--- Start Source document ---

It IS very cute. She's adorable, she will shake it while making this high pitched squeal. She then tries to drag it into her crate. Keeping in mind she weighs 1.4 lbs, it exhausts her in the moments it takes for us to hear the paper rustling and get to her. JMM, we exchange it for an acceptable toy as well.


----------



## Chelsey (Dec 17, 2004)

I think they all tear them up as puppies.. chester is two year old and will still trear it up if we don't not have it in the wizdog. We use a wizdog if we want them to go inside.. it holds the wee, wee, pad in place . But i don't suggest getting one until your puppy is trained to go on the wee wee pad.


----------



## Brinkley & Neyland's Mom (Jun 14, 2004)

Brinkley only seems to do this out of frustration...people have said that these dogs don't have emotions...but I beg to differ.







The ONLY times that Brink shreds his wee pads is 1) When we come home to check in on him for a minute and then leave again very shortly-(ie: home less than 30 minutes.)
2) When we are busy cleaning, doing school work etc. and not able to play with him. 

I worried about the "no" for awhile and didn't want him to associate the "no" with the wee pad and mess up pottying...but he shreds it into such tiny pieces and makes such a mess...that I started the "no!" when I find them now. He KNOWS he is going to be in trouble and as soon as I walk around the corner to find it, he goes sulking away or rolls over to his back! He KNOWS it is wrong and that I am not going to be pleased.
The worst was when he shredded one and THEN decided to pee and poo on it!














Crazy fluff-butt!!!! As if the shredded pad was not bad enough!? 
Anyway, he only shreds one every week or two...I haven't taped them down or anything...YET!


----------



## ButterCloudandNoriko (Aug 26, 2004)

TLUNN-- PUAHAHHAAH







He shreds it and then pees on it? HAHAHA

Cloud never started doing that until Noriko came home. He would chew up any paper but never the pads until he saw her doing it. That's why I loved that I trained them to go outside







.

And oh my gosh! Who says dogs or any animlas have no emotion? They haven't heard my babies cry!


----------



## Zoes mom (Jan 22, 2005)

We've had Zoe for 3 days now and she takes the wee wee pad and shakes it then 

runs with it. I take it from her and start playing with her, she'll leave and go back 

to it again. It is a funny thing to see, I think it's all apart of them playing, they are 

babies, I equate it to toddlers getting into things they aren't suppose to, I think 

eventually they'll get the idea of what is ok to play with and what's not. (hopefully)


----------



## Carol Ann (Dec 5, 2004)

Goodness, seems as if this is an issue many of us are dealing with. Beastie does exactly what Izzybella and the rest do. We got the frame, and it seems to have solved the problem. What we've got going now is that Beastie knows full well where to do his business, but often opts for an unacceptable venue. I think he likes just pushing the envelope.


----------



## k/c mom (Oct 9, 2004)

> _Originally posted by Carol Ann_@Feb 6 2005, 02:19 PM
> *Goodness, seems as if this is an issue many of us are dealing with. Beastie does exactly what Izzybella and the rest do. We got the frame, and it seems to have solved the problem. What we've got going now is that Beastie knows full well where to do his business, but often opts for an unacceptable venue. I think he likes just pushing the envelope.
> 
> 
> ...

--- End Source document ---
--- Start Task input ---

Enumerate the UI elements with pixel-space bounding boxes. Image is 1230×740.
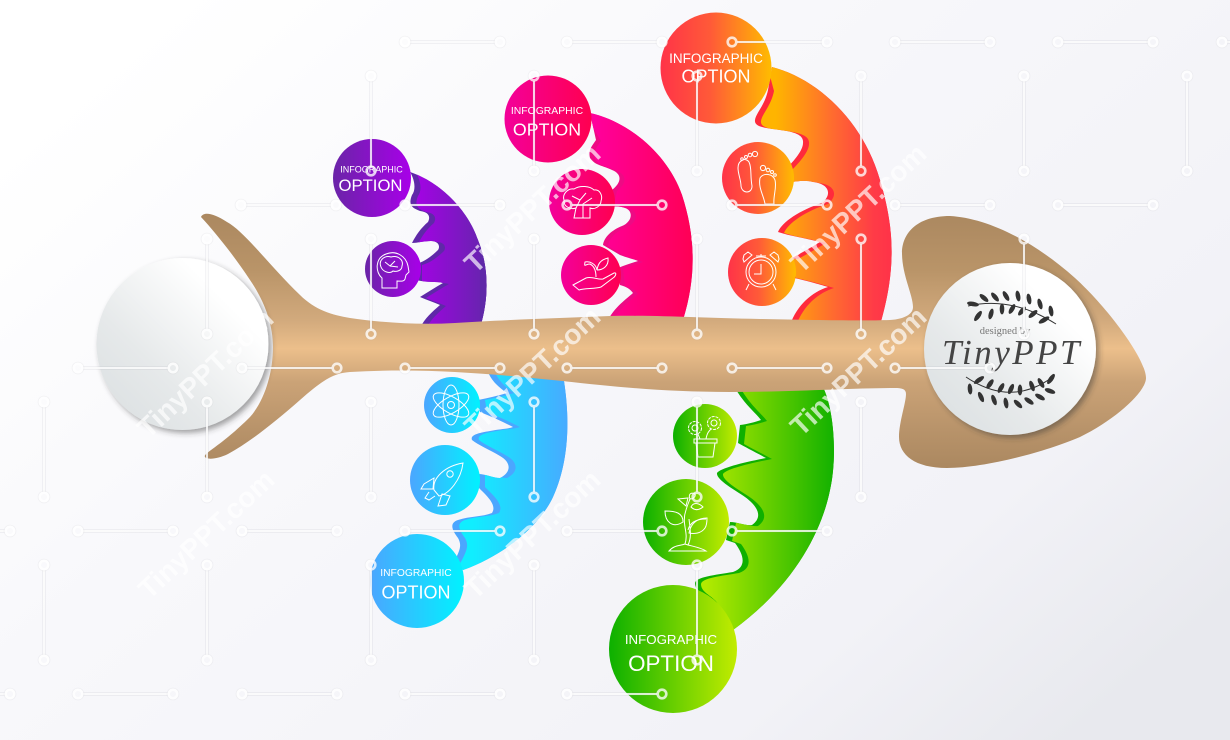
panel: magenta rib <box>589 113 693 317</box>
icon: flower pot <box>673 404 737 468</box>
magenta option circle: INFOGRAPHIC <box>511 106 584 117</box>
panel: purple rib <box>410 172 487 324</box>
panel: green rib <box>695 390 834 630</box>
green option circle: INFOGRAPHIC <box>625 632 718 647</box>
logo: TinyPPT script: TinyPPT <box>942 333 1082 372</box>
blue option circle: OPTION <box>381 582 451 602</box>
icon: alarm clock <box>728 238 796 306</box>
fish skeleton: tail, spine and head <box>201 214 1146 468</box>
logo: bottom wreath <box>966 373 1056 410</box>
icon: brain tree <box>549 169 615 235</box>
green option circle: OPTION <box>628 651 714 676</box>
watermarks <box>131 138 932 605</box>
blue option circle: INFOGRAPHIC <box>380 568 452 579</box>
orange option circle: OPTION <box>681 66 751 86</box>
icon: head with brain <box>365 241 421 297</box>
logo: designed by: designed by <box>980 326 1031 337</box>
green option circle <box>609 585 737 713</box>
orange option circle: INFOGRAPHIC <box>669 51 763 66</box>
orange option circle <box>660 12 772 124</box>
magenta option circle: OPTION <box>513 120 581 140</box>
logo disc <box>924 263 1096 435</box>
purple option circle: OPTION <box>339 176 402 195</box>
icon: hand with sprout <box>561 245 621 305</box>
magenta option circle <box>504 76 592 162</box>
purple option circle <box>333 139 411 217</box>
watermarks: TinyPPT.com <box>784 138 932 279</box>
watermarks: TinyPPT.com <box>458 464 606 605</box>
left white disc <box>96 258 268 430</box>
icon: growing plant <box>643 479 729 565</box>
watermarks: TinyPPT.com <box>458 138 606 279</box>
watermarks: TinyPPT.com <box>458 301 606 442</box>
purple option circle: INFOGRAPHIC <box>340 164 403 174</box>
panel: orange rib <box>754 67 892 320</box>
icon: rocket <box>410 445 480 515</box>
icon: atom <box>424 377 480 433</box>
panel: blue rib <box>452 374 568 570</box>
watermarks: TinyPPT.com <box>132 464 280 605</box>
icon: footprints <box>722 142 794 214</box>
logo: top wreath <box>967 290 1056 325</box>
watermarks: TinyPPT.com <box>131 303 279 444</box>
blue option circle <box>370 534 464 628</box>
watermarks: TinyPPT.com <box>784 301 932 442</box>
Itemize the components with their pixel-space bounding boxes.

--- End Task input ---
--- Start Task input ---

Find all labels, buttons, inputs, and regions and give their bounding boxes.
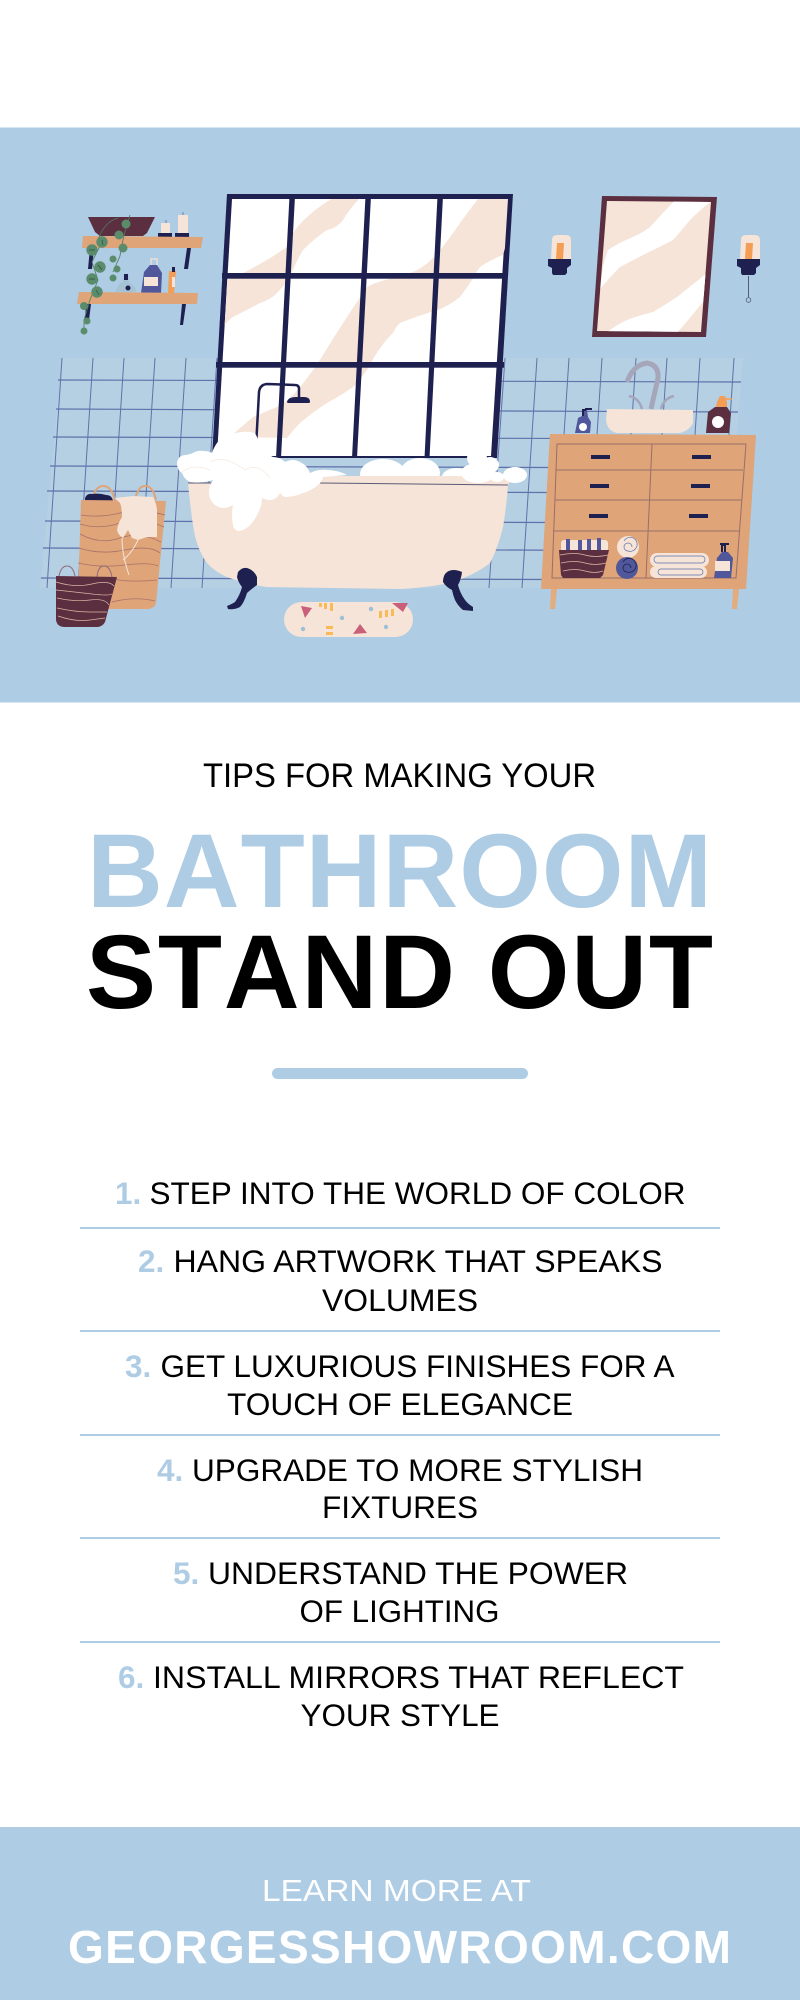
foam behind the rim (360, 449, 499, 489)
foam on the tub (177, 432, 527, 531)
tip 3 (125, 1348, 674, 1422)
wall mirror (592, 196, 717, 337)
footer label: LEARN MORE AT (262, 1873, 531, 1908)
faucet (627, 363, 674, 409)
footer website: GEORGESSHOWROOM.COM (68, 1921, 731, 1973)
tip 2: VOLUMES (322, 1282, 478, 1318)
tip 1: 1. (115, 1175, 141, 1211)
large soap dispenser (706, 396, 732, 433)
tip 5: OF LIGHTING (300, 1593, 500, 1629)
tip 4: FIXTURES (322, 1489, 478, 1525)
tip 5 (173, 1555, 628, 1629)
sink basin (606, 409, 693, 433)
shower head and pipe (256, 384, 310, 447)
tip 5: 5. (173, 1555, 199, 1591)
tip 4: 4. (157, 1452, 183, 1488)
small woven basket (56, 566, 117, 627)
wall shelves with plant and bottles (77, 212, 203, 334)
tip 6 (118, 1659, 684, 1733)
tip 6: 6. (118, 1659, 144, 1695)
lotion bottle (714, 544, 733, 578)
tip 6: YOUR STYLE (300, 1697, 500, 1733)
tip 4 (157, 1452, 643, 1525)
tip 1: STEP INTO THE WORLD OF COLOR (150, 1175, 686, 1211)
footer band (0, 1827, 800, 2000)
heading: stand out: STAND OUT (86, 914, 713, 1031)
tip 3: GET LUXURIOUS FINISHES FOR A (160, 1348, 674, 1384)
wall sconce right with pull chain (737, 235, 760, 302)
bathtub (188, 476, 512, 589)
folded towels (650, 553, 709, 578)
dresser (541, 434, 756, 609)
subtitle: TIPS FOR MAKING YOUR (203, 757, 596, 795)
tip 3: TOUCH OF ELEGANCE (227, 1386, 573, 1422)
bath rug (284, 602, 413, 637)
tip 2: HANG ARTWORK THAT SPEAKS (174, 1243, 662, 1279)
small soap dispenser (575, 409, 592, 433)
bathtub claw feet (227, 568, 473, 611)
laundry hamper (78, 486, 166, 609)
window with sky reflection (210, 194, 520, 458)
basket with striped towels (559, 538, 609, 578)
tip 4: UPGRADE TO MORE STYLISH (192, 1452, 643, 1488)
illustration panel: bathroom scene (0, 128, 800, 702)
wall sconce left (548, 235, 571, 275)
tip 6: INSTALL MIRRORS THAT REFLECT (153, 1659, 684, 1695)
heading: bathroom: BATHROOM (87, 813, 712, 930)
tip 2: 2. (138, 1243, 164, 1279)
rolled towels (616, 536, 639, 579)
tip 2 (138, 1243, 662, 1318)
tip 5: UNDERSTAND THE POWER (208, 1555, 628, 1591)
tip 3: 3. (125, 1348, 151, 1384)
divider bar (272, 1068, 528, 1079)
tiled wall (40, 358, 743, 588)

--- End Task input ---

To-do list
A. Duplicate the passage of the forum thread about puppies shredding wee pads that begins at the words "It IS very cute." and stops after the words "wee wee pad.".
B. Set down these rows of the first block word for word, beginning at the row that has "panel: magenta rib <box>589 113 693 317</box>" and stopping after the row that has "panel: green rib <box>695 390 834 630</box>".

Solutions to the problems
A.
It IS very cute. She's adorable, she will shake it while making this high pitched squeal. She then tries to drag it into her crate. Keeping in mind she weighs 1.4 lbs, it exhausts her in the moments it takes for us to hear the paper rustling and get to her. JMM, we exchange it for an acceptable toy as well.


----------



## Chelsey (Dec 17, 2004)

I think they all tear them up as puppies.. chester is two year old and will still trear it up if we don't not have it in the wizdog. We use a wizdog if we want them to go inside.. it holds the wee, wee, pad in place . But i don't suggest getting one until your puppy is trained to go on the wee wee pad.

B.
panel: magenta rib <box>589 113 693 317</box>
icon: flower pot <box>673 404 737 468</box>
magenta option circle: INFOGRAPHIC <box>511 106 584 117</box>
panel: purple rib <box>410 172 487 324</box>
panel: green rib <box>695 390 834 630</box>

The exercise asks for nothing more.